▶ Directive
Write out the material exactly, leaving every picture behind.

▶ Record extracts

**********

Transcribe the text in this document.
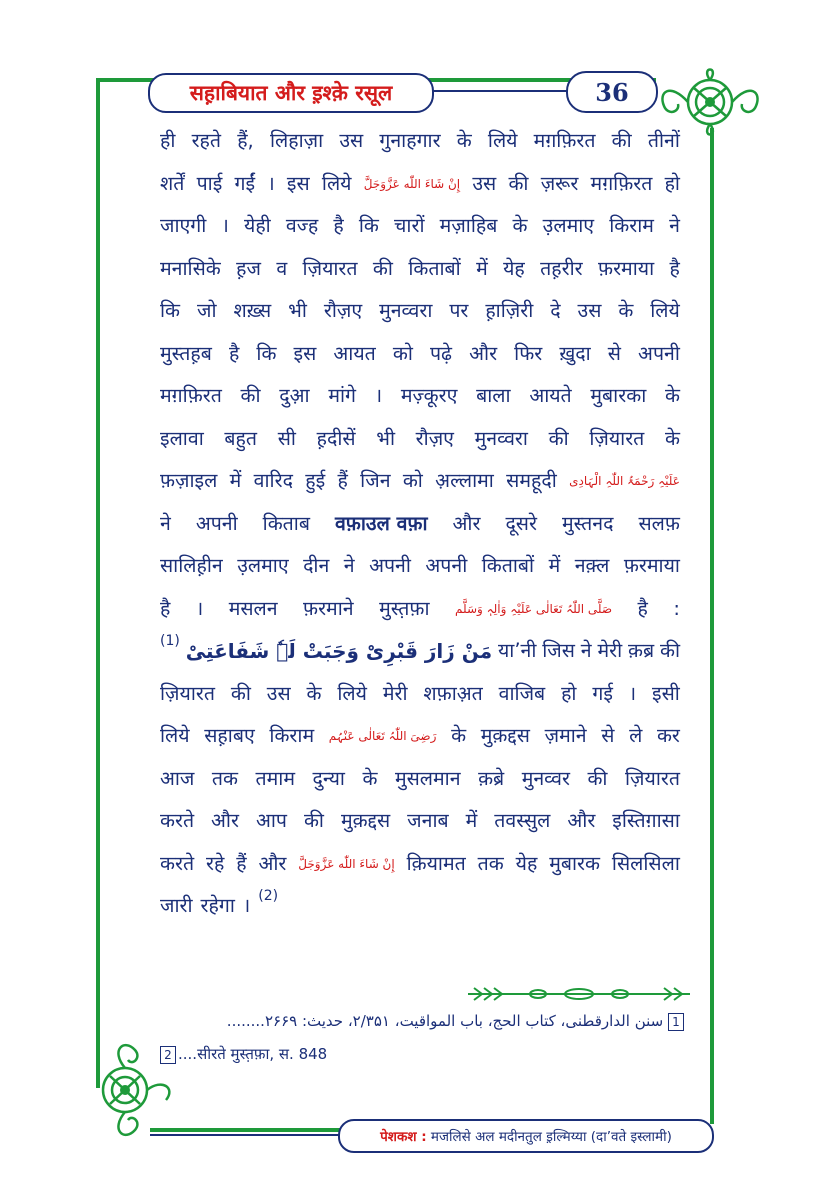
सह़ाबियात और इ़श्क़े रसूल	36
ही रहते हैं, लिहाज़ा उस गुनाहगार के लिये मग़फ़िरत की तीनों
शर्तें पाई गईं । इस लिये إِنْ شَاءَ اللّٰه عَزَّوَجَلَّ उस की ज़रूर मग़फ़िरत हो
जाएगी । येही वज्ह है कि चारों मज़ाहिब के उ़लमाए किराम ने
मनासिके ह़ज व ज़ियारत की किताबों में येह तह़रीर फ़रमाया है
कि जो शख़्स भी रौज़ए मुनव्वरा पर ह़ाज़िरी दे उस के लिये
मुस्तह़ब है कि इस आयत को पढ़े और फिर ख़ुदा से अपनी
मग़फ़िरत की दुआ़ मांगे । मज़्कूरए बाला आयते मुबारका के
इलावा बहुत सी ह़दीसें भी रौज़ए मुनव्वरा की ज़ियारत के
फ़ज़ाइल में वारिद हुई हैं जिन को अ़ल्लामा समहूदी عَلَیْہِ رَحْمَۃُ اللّٰہِ الْہَادِی
ने अपनी किताब वफ़ाउल वफ़ा और दूसरे मुस्तनद सलफ़
सालिह़ीन उ़लमाए दीन ने अपनी अपनी किताबों में नक़्ल फ़रमाया
है । मसलन फ़रमाने मुस्त़फ़ा صَلَّی اللّٰہُ تَعَالٰی عَلَیْہِ وَاٰلِہٖ وَسَلَّم है :
(1) مَنْ زَارَ قَبْرِیْ وَجَبَتْ لَہٗ شَفَاعَتِیْ या’नी जिस ने मेरी क़ब्र की
ज़ियारत की उस के लिये मेरी शफ़ाअ़त वाजिब हो गई । इसी
लिये सह़ाबए किराम رَضِیَ اللّٰہُ تَعَالٰی عَنْہُم के मुक़द्दस ज़माने से ले कर
आज तक तमाम दुन्या के मुसलमान क़ब्रे मुनव्वर की ज़ियारत
करते और आप की मुक़द्दस जनाब में तवस्सुल और इस्तिग़ासा
करते रहे हैं और إِنْ شَاءَ اللّٰه عَزَّوَجَلَّ क़ियामत तक येह मुबारक सिलसिला
जारी रहेगा । (2)
1 سنن الدارقطنی، کتاب الحج، باب المواقیت، ۲/۳۵۱، حدیث: ۲۶۶۹........
2 ....सीरते मुस्त़फ़ा, स. 848
पेशकश :
मजलिसे अल मदीनतुल इ़ल्मिय्या (दा’वते इस्लामी)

**********

▶ Reply
Transcribe the text in this document.
सह़ाबियात और इ़श्क़े रसूल	36
ही रहते हैं, लिहाज़ा उस गुनाहगार के लिये मग़फ़िरत की तीनों
शर्तें पाई गईं । इस लिये إِنْ شَاءَ اللّٰه عَزَّوَجَلَّ उस की ज़रूर मग़फ़िरत हो
जाएगी । येही वज्ह है कि चारों मज़ाहिब के उ़लमाए किराम ने
मनासिके ह़ज व ज़ियारत की किताबों में येह तह़रीर फ़रमाया है
कि जो शख़्स भी रौज़ए मुनव्वरा पर ह़ाज़िरी दे उस के लिये
मुस्तह़ब है कि इस आयत को पढ़े और फिर ख़ुदा से अपनी
मग़फ़िरत की दुआ़ मांगे । मज़्कूरए बाला आयते मुबारका के
इलावा बहुत सी ह़दीसें भी रौज़ए मुनव्वरा की ज़ियारत के
फ़ज़ाइल में वारिद हुई हैं जिन को अ़ल्लामा समहूदी عَلَیْہِ رَحْمَۃُ اللّٰہِ الْہَادِی
ने अपनी किताब वफ़ाउल वफ़ा और दूसरे मुस्तनद सलफ़
सालिह़ीन उ़लमाए दीन ने अपनी अपनी किताबों में नक़्ल फ़रमाया
है । मसलन फ़रमाने मुस्त़फ़ा صَلَّی اللّٰہُ تَعَالٰی عَلَیْہِ وَاٰلِہٖ وَسَلَّم है :
(1) مَنْ زَارَ قَبْرِیْ وَجَبَتْ لَہٗ شَفَاعَتِیْ या’नी जिस ने मेरी क़ब्र की
ज़ियारत की उस के लिये मेरी शफ़ाअ़त वाजिब हो गई । इसी
लिये सह़ाबए किराम رَضِیَ اللّٰہُ تَعَالٰی عَنْہُم के मुक़द्दस ज़माने से ले कर
आज तक तमाम दुन्या के मुसलमान क़ब्रे मुनव्वर की ज़ियारत
करते और आप की मुक़द्दस जनाब में तवस्सुल और इस्तिग़ासा
करते रहे हैं और إِنْ شَاءَ اللّٰه عَزَّوَجَلَّ क़ियामत तक येह मुबारक सिलसिला
जारी रहेगा । (2)
1 سنن الدارقطنی، کتاب الحج، باب المواقیت، ۲/۳۵۱، حدیث: ۲۶۶۹........
2 ....सीरते मुस्त़फ़ा, स. 848
पेशकश :
मजलिसे अल मदीनतुल इ़ल्मिय्या (दा’वते इस्लामी)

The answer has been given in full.